**Required task:** Please determine how many lines of the material include the word "such", and respond with nothing but that number.

(Records from a dataset)
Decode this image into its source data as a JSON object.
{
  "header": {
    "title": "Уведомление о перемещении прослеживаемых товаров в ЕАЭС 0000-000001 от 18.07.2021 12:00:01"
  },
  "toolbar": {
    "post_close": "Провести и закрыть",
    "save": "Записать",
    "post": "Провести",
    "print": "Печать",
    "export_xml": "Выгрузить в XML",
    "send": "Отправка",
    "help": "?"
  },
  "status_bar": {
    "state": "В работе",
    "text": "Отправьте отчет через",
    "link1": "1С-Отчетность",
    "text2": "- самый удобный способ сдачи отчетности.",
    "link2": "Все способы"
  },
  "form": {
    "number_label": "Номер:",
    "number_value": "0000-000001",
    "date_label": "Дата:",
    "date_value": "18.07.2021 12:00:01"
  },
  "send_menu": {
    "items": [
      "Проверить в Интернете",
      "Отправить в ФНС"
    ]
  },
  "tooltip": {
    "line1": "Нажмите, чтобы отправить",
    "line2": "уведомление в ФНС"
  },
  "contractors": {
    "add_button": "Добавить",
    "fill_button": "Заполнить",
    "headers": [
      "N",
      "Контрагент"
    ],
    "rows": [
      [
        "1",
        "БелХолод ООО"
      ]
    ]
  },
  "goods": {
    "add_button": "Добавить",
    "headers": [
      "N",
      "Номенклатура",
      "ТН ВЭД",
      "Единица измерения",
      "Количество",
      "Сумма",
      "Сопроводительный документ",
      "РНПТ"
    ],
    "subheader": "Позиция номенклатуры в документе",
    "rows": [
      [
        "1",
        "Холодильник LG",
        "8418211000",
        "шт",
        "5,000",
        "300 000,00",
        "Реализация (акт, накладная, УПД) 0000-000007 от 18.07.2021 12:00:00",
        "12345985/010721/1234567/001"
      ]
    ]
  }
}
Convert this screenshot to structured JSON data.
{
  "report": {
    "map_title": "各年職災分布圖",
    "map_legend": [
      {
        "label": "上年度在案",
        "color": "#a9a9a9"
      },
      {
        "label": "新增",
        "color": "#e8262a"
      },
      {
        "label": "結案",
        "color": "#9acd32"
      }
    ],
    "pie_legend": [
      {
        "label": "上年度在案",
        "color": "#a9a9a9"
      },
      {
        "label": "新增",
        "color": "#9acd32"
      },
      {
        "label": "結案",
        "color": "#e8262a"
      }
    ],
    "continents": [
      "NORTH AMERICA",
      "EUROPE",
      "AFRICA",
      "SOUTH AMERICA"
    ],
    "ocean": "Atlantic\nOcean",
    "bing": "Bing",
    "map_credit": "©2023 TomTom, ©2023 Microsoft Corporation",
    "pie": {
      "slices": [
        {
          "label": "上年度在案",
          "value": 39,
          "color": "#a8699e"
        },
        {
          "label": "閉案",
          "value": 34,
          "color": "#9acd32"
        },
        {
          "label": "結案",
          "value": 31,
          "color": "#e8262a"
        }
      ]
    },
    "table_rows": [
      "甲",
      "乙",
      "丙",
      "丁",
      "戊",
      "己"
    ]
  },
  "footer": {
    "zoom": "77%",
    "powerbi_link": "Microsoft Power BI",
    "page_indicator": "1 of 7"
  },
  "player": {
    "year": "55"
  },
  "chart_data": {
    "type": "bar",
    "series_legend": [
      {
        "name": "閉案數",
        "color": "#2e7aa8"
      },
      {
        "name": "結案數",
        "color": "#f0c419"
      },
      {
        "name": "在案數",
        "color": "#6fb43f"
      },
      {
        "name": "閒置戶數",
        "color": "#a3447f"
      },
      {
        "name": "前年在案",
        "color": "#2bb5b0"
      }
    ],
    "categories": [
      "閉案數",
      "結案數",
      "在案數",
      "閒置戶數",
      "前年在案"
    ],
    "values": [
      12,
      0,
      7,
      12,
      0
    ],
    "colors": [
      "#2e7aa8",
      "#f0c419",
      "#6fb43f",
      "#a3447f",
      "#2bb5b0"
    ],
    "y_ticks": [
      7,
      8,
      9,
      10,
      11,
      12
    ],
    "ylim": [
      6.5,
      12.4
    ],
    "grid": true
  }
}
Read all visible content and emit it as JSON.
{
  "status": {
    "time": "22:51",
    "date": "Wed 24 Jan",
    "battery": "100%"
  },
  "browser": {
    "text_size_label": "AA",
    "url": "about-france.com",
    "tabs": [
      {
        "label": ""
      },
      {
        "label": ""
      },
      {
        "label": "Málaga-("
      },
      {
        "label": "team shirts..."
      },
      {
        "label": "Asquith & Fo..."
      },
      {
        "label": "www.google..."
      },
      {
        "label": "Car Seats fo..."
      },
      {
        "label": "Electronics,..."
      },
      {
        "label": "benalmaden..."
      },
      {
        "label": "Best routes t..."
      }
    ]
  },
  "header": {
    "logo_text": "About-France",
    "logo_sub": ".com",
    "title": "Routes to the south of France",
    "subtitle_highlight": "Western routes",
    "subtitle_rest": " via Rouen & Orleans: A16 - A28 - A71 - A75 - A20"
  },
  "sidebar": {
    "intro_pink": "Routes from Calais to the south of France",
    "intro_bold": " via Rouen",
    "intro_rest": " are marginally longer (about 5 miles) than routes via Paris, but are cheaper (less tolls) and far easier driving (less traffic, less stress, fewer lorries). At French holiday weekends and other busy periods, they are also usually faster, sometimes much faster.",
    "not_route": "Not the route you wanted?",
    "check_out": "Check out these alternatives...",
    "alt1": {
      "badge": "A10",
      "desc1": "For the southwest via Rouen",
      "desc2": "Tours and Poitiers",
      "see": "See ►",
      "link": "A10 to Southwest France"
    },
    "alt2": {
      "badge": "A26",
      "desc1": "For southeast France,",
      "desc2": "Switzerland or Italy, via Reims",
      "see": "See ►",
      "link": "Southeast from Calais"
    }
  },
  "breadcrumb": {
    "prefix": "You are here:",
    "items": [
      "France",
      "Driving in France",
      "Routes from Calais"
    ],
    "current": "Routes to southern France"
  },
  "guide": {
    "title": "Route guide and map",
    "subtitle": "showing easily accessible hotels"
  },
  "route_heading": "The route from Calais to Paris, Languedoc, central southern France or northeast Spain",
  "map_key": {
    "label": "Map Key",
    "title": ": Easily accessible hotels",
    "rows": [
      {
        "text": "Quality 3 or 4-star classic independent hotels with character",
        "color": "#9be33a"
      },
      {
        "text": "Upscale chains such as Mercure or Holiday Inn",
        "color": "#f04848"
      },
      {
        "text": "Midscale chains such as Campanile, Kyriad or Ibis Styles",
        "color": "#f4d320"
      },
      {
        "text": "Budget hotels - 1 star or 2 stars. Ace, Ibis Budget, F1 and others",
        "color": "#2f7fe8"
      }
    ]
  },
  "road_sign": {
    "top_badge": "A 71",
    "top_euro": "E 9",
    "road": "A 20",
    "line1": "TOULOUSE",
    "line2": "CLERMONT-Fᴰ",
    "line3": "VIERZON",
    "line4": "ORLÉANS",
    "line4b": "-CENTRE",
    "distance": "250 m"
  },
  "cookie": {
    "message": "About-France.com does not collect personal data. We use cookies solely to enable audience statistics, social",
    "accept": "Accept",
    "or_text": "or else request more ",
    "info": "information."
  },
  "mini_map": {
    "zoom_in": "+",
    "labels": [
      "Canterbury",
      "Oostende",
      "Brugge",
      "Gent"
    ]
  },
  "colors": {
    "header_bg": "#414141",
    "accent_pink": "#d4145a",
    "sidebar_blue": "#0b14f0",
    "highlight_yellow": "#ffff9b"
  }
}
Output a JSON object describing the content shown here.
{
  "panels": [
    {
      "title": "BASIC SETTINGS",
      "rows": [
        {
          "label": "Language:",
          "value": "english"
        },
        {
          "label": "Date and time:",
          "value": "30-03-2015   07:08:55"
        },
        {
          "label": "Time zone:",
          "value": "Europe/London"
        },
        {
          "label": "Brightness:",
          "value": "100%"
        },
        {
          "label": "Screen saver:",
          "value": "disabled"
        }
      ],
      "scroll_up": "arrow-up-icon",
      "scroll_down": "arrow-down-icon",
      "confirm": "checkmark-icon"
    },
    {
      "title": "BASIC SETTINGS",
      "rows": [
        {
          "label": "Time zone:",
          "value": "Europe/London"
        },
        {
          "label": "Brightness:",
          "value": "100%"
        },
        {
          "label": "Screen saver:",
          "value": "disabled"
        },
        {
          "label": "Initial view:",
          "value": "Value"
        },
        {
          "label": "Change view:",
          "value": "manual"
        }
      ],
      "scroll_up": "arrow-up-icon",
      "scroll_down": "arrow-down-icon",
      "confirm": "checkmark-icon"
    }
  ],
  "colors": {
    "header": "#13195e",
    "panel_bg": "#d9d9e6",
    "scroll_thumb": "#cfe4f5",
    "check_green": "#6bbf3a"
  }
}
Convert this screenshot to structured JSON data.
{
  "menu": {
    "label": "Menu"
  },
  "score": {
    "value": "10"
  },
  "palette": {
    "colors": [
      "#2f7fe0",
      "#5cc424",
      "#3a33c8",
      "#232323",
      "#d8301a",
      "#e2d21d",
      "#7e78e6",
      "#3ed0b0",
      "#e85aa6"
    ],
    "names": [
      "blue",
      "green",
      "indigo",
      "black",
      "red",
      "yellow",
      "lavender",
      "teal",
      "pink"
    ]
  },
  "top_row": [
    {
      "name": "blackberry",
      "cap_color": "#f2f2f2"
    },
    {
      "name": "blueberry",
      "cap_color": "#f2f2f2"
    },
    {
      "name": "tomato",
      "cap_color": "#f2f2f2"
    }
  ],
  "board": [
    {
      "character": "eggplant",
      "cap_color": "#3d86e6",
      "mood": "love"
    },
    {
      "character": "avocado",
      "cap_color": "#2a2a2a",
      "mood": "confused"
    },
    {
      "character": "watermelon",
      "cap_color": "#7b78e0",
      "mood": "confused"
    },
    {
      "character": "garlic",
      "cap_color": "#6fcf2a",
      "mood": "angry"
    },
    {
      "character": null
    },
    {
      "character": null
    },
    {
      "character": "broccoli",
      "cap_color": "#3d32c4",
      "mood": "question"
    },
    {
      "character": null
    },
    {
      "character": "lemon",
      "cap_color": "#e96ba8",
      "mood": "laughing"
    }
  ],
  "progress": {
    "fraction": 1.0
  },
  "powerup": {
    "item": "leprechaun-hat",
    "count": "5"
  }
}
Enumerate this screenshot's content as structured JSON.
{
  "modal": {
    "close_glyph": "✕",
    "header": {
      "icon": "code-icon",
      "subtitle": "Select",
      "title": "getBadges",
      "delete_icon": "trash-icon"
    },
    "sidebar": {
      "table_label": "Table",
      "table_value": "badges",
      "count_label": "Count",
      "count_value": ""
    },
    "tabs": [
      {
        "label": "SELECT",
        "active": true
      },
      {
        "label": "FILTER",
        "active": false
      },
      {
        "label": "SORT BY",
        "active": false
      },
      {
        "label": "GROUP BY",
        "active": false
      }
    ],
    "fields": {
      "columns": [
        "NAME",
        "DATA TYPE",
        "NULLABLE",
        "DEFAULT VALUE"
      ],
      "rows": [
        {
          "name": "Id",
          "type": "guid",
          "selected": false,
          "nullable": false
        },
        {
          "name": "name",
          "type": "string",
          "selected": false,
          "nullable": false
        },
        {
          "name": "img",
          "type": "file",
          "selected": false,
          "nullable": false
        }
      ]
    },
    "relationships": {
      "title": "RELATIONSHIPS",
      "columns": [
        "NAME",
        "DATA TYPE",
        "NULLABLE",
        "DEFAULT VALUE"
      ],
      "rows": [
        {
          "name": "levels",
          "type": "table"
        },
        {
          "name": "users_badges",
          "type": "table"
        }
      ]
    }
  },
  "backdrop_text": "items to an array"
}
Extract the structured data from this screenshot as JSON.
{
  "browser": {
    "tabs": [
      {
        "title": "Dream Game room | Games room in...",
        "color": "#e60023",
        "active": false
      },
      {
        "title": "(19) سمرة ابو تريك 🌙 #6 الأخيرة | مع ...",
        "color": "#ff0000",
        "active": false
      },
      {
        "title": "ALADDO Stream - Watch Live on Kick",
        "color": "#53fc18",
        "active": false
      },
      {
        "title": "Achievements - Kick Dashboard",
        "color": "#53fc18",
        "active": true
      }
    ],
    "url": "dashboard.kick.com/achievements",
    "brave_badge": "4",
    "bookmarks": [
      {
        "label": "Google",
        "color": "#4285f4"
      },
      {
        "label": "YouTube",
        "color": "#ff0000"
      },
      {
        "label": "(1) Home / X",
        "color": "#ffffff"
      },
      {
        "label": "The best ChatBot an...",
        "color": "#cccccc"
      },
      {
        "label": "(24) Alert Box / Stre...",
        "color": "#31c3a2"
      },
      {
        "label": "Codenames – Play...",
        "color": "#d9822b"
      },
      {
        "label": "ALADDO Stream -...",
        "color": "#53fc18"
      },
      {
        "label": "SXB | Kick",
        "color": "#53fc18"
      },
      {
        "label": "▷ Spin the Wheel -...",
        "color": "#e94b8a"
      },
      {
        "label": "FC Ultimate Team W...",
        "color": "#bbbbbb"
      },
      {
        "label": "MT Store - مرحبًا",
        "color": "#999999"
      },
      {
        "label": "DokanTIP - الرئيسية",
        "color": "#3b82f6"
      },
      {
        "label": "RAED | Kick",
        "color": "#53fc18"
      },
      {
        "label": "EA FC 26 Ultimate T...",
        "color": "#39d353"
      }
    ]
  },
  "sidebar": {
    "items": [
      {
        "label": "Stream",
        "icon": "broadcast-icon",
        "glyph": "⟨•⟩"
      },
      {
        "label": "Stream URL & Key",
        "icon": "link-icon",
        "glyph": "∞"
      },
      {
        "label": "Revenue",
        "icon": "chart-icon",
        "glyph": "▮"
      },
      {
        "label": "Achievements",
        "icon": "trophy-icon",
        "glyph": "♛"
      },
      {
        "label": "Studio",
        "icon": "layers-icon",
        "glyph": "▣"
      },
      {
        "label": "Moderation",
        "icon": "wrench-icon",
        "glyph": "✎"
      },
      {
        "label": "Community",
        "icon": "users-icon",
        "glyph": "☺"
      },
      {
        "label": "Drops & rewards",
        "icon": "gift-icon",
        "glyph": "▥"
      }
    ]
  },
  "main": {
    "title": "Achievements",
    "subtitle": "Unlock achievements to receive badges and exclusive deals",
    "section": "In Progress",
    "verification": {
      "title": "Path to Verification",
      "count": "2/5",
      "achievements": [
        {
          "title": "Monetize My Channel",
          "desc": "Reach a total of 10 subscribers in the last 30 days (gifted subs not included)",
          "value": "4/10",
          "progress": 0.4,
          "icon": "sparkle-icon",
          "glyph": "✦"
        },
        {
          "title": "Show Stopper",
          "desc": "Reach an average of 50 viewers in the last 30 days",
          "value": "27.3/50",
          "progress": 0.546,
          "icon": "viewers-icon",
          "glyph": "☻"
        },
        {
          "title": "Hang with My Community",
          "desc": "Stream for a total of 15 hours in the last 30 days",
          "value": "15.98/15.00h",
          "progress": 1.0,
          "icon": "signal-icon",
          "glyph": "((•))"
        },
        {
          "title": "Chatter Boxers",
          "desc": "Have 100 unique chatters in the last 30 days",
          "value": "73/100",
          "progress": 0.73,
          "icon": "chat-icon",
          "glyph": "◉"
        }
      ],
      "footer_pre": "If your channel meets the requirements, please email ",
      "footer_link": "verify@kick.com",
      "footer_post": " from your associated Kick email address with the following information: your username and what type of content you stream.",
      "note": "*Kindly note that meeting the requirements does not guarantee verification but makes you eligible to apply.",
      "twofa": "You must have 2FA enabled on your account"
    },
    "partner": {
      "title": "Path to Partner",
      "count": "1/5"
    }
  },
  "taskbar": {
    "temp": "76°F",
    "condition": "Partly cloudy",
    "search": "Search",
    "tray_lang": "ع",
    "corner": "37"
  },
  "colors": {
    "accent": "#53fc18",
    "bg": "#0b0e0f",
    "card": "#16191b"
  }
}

**Result of the task:** 2